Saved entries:
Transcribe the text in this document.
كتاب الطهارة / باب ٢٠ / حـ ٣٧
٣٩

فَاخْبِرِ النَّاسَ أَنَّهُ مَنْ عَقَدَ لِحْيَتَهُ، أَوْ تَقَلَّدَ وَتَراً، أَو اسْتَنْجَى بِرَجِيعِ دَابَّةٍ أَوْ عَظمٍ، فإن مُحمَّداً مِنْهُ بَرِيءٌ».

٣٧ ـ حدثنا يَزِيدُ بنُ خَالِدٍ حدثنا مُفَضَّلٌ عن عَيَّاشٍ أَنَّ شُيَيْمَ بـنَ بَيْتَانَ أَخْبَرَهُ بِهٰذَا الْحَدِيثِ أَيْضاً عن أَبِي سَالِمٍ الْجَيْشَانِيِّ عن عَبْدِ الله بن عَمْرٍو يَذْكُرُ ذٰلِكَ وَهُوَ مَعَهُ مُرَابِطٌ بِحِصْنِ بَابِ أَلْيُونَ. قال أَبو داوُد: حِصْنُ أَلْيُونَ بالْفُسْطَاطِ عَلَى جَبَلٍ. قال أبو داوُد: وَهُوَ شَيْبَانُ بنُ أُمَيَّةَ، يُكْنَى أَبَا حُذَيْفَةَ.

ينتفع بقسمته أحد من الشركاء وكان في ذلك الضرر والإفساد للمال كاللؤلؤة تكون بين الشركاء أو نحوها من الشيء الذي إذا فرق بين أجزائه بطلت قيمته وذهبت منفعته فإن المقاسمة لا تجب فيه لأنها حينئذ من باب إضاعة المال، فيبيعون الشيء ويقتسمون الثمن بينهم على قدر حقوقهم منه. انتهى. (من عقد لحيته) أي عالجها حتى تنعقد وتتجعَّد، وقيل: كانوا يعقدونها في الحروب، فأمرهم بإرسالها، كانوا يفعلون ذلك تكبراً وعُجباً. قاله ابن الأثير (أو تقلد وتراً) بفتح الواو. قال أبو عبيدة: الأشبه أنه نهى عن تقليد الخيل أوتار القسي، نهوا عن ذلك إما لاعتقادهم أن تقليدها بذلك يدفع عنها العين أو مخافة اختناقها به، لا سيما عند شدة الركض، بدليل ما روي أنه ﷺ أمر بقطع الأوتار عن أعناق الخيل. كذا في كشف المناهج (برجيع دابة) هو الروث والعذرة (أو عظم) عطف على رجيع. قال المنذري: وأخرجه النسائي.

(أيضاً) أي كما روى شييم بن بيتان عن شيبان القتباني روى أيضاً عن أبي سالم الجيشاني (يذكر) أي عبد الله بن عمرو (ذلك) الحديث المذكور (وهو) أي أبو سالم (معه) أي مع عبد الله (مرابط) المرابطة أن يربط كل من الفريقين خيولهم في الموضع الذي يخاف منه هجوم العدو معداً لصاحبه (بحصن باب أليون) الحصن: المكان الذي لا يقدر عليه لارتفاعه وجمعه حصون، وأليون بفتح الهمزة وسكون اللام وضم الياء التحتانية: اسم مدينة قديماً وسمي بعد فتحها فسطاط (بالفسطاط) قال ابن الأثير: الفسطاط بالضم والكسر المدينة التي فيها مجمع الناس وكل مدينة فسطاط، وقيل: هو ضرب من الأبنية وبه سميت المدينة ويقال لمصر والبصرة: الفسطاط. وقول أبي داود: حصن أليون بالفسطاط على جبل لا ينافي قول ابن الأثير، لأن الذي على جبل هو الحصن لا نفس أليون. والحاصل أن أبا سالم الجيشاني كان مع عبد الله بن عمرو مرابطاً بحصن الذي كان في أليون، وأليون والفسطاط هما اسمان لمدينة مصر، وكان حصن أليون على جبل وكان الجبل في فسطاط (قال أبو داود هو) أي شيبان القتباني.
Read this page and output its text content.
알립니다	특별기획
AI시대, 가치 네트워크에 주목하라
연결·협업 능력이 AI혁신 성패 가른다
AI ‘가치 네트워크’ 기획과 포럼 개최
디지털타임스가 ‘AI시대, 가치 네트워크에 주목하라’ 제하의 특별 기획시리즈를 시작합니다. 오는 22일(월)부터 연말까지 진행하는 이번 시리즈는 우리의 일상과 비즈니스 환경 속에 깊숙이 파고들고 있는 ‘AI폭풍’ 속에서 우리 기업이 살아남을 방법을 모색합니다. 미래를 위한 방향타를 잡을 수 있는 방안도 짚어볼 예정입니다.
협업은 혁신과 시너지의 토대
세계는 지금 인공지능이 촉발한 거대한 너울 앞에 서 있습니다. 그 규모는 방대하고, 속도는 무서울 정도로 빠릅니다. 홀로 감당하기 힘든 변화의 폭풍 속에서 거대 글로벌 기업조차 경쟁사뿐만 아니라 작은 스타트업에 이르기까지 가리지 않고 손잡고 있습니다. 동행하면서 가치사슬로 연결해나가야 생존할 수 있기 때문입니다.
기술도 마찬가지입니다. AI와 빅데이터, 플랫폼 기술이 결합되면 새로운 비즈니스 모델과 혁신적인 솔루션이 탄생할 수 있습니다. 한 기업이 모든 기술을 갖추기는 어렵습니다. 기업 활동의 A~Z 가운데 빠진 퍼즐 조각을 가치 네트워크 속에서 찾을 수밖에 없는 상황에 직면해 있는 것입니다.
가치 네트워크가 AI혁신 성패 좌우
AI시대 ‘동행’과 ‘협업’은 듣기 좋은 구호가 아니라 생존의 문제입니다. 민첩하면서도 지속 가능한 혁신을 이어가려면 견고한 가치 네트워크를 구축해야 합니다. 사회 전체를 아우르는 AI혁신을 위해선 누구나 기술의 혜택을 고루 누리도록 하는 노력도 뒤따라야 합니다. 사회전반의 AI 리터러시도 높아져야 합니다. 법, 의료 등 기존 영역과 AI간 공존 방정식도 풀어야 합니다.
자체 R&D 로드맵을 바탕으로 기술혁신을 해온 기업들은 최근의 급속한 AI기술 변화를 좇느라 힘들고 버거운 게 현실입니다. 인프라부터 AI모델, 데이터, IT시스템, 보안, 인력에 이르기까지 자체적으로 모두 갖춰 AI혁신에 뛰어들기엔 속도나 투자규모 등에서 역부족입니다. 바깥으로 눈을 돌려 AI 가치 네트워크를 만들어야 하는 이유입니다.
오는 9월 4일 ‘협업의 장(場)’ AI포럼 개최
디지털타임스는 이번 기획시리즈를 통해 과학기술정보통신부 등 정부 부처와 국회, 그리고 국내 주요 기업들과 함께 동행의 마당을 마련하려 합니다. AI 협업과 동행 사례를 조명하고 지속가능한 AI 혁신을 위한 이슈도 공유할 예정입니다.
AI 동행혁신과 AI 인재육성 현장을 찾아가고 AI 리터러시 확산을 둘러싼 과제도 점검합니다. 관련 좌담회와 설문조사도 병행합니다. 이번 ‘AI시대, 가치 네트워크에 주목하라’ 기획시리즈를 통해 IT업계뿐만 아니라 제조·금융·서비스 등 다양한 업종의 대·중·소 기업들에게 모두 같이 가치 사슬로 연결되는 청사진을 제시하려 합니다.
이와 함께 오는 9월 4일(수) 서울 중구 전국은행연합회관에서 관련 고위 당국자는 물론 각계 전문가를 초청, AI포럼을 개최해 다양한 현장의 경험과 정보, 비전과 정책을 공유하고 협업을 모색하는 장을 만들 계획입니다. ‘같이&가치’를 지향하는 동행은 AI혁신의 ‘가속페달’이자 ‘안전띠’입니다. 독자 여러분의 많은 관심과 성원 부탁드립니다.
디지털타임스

* [PROBLEM DETAILS] All of the entries above should be written out again exactly.

* [WRITTEN RESPONSE]
Transcribe the text in this document.
كتاب الطهارة / باب ٢٠ / حـ ٣٧
٣٩

فَاخْبِرِ النَّاسَ أَنَّهُ مَنْ عَقَدَ لِحْيَتَهُ، أَوْ تَقَلَّدَ وَتَراً، أَو اسْتَنْجَى بِرَجِيعِ دَابَّةٍ أَوْ عَظمٍ، فإن مُحمَّداً مِنْهُ بَرِيءٌ».

٣٧ ـ حدثنا يَزِيدُ بنُ خَالِدٍ حدثنا مُفَضَّلٌ عن عَيَّاشٍ أَنَّ شُيَيْمَ بـنَ بَيْتَانَ أَخْبَرَهُ بِهٰذَا الْحَدِيثِ أَيْضاً عن أَبِي سَالِمٍ الْجَيْشَانِيِّ عن عَبْدِ الله بن عَمْرٍو يَذْكُرُ ذٰلِكَ وَهُوَ مَعَهُ مُرَابِطٌ بِحِصْنِ بَابِ أَلْيُونَ. قال أَبو داوُد: حِصْنُ أَلْيُونَ بالْفُسْطَاطِ عَلَى جَبَلٍ. قال أبو داوُد: وَهُوَ شَيْبَانُ بنُ أُمَيَّةَ، يُكْنَى أَبَا حُذَيْفَةَ.

ينتفع بقسمته أحد من الشركاء وكان في ذلك الضرر والإفساد للمال كاللؤلؤة تكون بين الشركاء أو نحوها من الشيء الذي إذا فرق بين أجزائه بطلت قيمته وذهبت منفعته فإن المقاسمة لا تجب فيه لأنها حينئذ من باب إضاعة المال، فيبيعون الشيء ويقتسمون الثمن بينهم على قدر حقوقهم منه. انتهى. (من عقد لحيته) أي عالجها حتى تنعقد وتتجعَّد، وقيل: كانوا يعقدونها في الحروب، فأمرهم بإرسالها، كانوا يفعلون ذلك تكبراً وعُجباً. قاله ابن الأثير (أو تقلد وتراً) بفتح الواو. قال أبو عبيدة: الأشبه أنه نهى عن تقليد الخيل أوتار القسي، نهوا عن ذلك إما لاعتقادهم أن تقليدها بذلك يدفع عنها العين أو مخافة اختناقها به، لا سيما عند شدة الركض، بدليل ما روي أنه ﷺ أمر بقطع الأوتار عن أعناق الخيل. كذا في كشف المناهج (برجيع دابة) هو الروث والعذرة (أو عظم) عطف على رجيع. قال المنذري: وأخرجه النسائي.

(أيضاً) أي كما روى شييم بن بيتان عن شيبان القتباني روى أيضاً عن أبي سالم الجيشاني (يذكر) أي عبد الله بن عمرو (ذلك) الحديث المذكور (وهو) أي أبو سالم (معه) أي مع عبد الله (مرابط) المرابطة أن يربط كل من الفريقين خيولهم في الموضع الذي يخاف منه هجوم العدو معداً لصاحبه (بحصن باب أليون) الحصن: المكان الذي لا يقدر عليه لارتفاعه وجمعه حصون، وأليون بفتح الهمزة وسكون اللام وضم الياء التحتانية: اسم مدينة قديماً وسمي بعد فتحها فسطاط (بالفسطاط) قال ابن الأثير: الفسطاط بالضم والكسر المدينة التي فيها مجمع الناس وكل مدينة فسطاط، وقيل: هو ضرب من الأبنية وبه سميت المدينة ويقال لمصر والبصرة: الفسطاط. وقول أبي داود: حصن أليون بالفسطاط على جبل لا ينافي قول ابن الأثير، لأن الذي على جبل هو الحصن لا نفس أليون. والحاصل أن أبا سالم الجيشاني كان مع عبد الله بن عمرو مرابطاً بحصن الذي كان في أليون، وأليون والفسطاط هما اسمان لمدينة مصر، وكان حصن أليون على جبل وكان الجبل في فسطاط (قال أبو داود هو) أي شيبان القتباني.
Read this page and output its text content.
알립니다	특별기획
AI시대, 가치 네트워크에 주목하라
연결·협업 능력이 AI혁신 성패 가른다
AI ‘가치 네트워크’ 기획과 포럼 개최
디지털타임스가 ‘AI시대, 가치 네트워크에 주목하라’ 제하의 특별 기획시리즈를 시작합니다. 오는 22일(월)부터 연말까지 진행하는 이번 시리즈는 우리의 일상과 비즈니스 환경 속에 깊숙이 파고들고 있는 ‘AI폭풍’ 속에서 우리 기업이 살아남을 방법을 모색합니다. 미래를 위한 방향타를 잡을 수 있는 방안도 짚어볼 예정입니다.
협업은 혁신과 시너지의 토대
세계는 지금 인공지능이 촉발한 거대한 너울 앞에 서 있습니다. 그 규모는 방대하고, 속도는 무서울 정도로 빠릅니다. 홀로 감당하기 힘든 변화의 폭풍 속에서 거대 글로벌 기업조차 경쟁사뿐만 아니라 작은 스타트업에 이르기까지 가리지 않고 손잡고 있습니다. 동행하면서 가치사슬로 연결해나가야 생존할 수 있기 때문입니다.
기술도 마찬가지입니다. AI와 빅데이터, 플랫폼 기술이 결합되면 새로운 비즈니스 모델과 혁신적인 솔루션이 탄생할 수 있습니다. 한 기업이 모든 기술을 갖추기는 어렵습니다. 기업 활동의 A~Z 가운데 빠진 퍼즐 조각을 가치 네트워크 속에서 찾을 수밖에 없는 상황에 직면해 있는 것입니다.
가치 네트워크가 AI혁신 성패 좌우
AI시대 ‘동행’과 ‘협업’은 듣기 좋은 구호가 아니라 생존의 문제입니다. 민첩하면서도 지속 가능한 혁신을 이어가려면 견고한 가치 네트워크를 구축해야 합니다. 사회 전체를 아우르는 AI혁신을 위해선 누구나 기술의 혜택을 고루 누리도록 하는 노력도 뒤따라야 합니다. 사회전반의 AI 리터러시도 높아져야 합니다. 법, 의료 등 기존 영역과 AI간 공존 방정식도 풀어야 합니다.
자체 R&D 로드맵을 바탕으로 기술혁신을 해온 기업들은 최근의 급속한 AI기술 변화를 좇느라 힘들고 버거운 게 현실입니다. 인프라부터 AI모델, 데이터, IT시스템, 보안, 인력에 이르기까지 자체적으로 모두 갖춰 AI혁신에 뛰어들기엔 속도나 투자규모 등에서 역부족입니다. 바깥으로 눈을 돌려 AI 가치 네트워크를 만들어야 하는 이유입니다.
오는 9월 4일 ‘협업의 장(場)’ AI포럼 개최
디지털타임스는 이번 기획시리즈를 통해 과학기술정보통신부 등 정부 부처와 국회, 그리고 국내 주요 기업들과 함께 동행의 마당을 마련하려 합니다. AI 협업과 동행 사례를 조명하고 지속가능한 AI 혁신을 위한 이슈도 공유할 예정입니다.
AI 동행혁신과 AI 인재육성 현장을 찾아가고 AI 리터러시 확산을 둘러싼 과제도 점검합니다. 관련 좌담회와 설문조사도 병행합니다. 이번 ‘AI시대, 가치 네트워크에 주목하라’ 기획시리즈를 통해 IT업계뿐만 아니라 제조·금융·서비스 등 다양한 업종의 대·중·소 기업들에게 모두 같이 가치 사슬로 연결되는 청사진을 제시하려 합니다.
이와 함께 오는 9월 4일(수) 서울 중구 전국은행연합회관에서 관련 고위 당국자는 물론 각계 전문가를 초청, AI포럼을 개최해 다양한 현장의 경험과 정보, 비전과 정책을 공유하고 협업을 모색하는 장을 만들 계획입니다. ‘같이&가치’를 지향하는 동행은 AI혁신의 ‘가속페달’이자 ‘안전띠’입니다. 독자 여러분의 많은 관심과 성원 부탁드립니다.
디지털타임스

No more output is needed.